• **What you should do**: Every record should be repeated exactly, except that pictures are left out.

• **Task material**:
-- begin --

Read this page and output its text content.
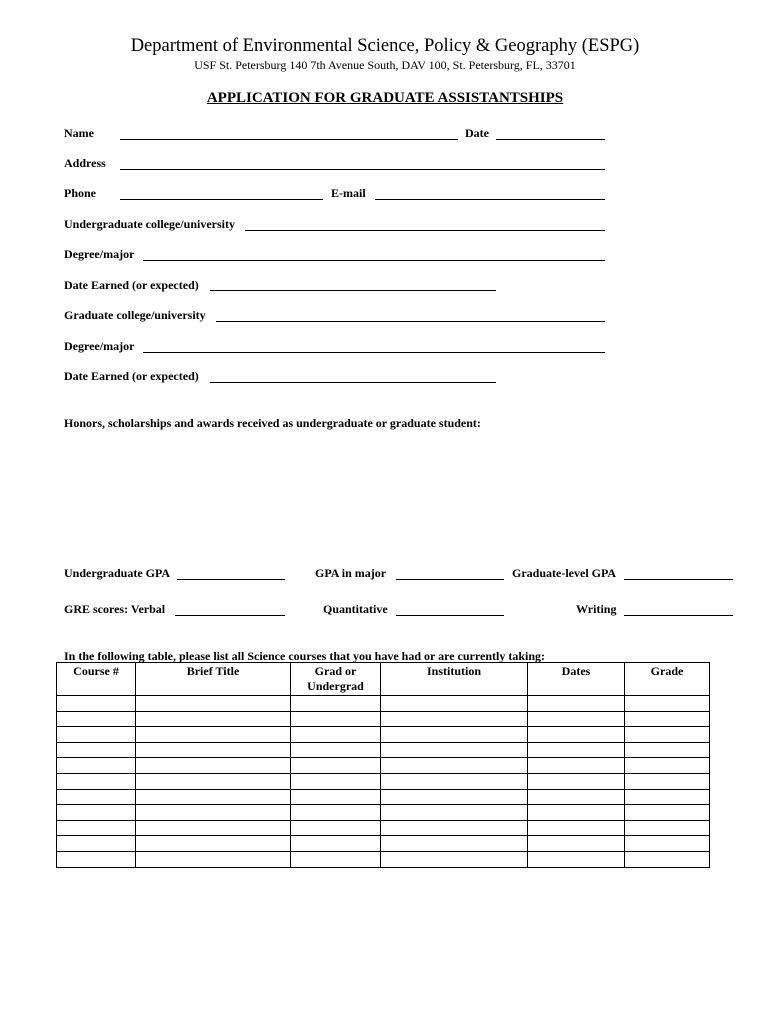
Department of Environmental Science, Policy & Geography (ESPG)
USF St. Petersburg 140 7th Avenue South, DAV 100, St. Petersburg, FL, 33701
APPLICATION FOR GRADUATE ASSISTANTSHIPS
Name	Date
Address
Phone	E-mail
Undergraduate college/university
Degree/major
Date Earned (or expected)
Graduate college/university
Degree/major
Date Earned (or expected)
Honors, scholarships and awards received as undergraduate or graduate student:
Undergraduate GPA	GPA in major	Graduate-level GPA
GRE scores: Verbal	Quantitative	Writing
In the following table, please list all Science courses that you have had or are currently taking:
Course #	Brief Title	Grad or Undergrad	Institution	Dates	Grade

-- end --

• **Result**:
Read this page and output its text content.
Department of Environmental Science, Policy & Geography (ESPG)
USF St. Petersburg 140 7th Avenue South, DAV 100, St. Petersburg, FL, 33701
APPLICATION FOR GRADUATE ASSISTANTSHIPS
Name	Date
Address
Phone	E-mail
Undergraduate college/university
Degree/major
Date Earned (or expected)
Graduate college/university
Degree/major
Date Earned (or expected)
Honors, scholarships and awards received as undergraduate or graduate student:
Undergraduate GPA	GPA in major	Graduate-level GPA
GRE scores: Verbal	Quantitative	Writing
In the following table, please list all Science courses that you have had or are currently taking:
Course #	Brief Title	Grad or Undergrad	Institution	Dates	Grade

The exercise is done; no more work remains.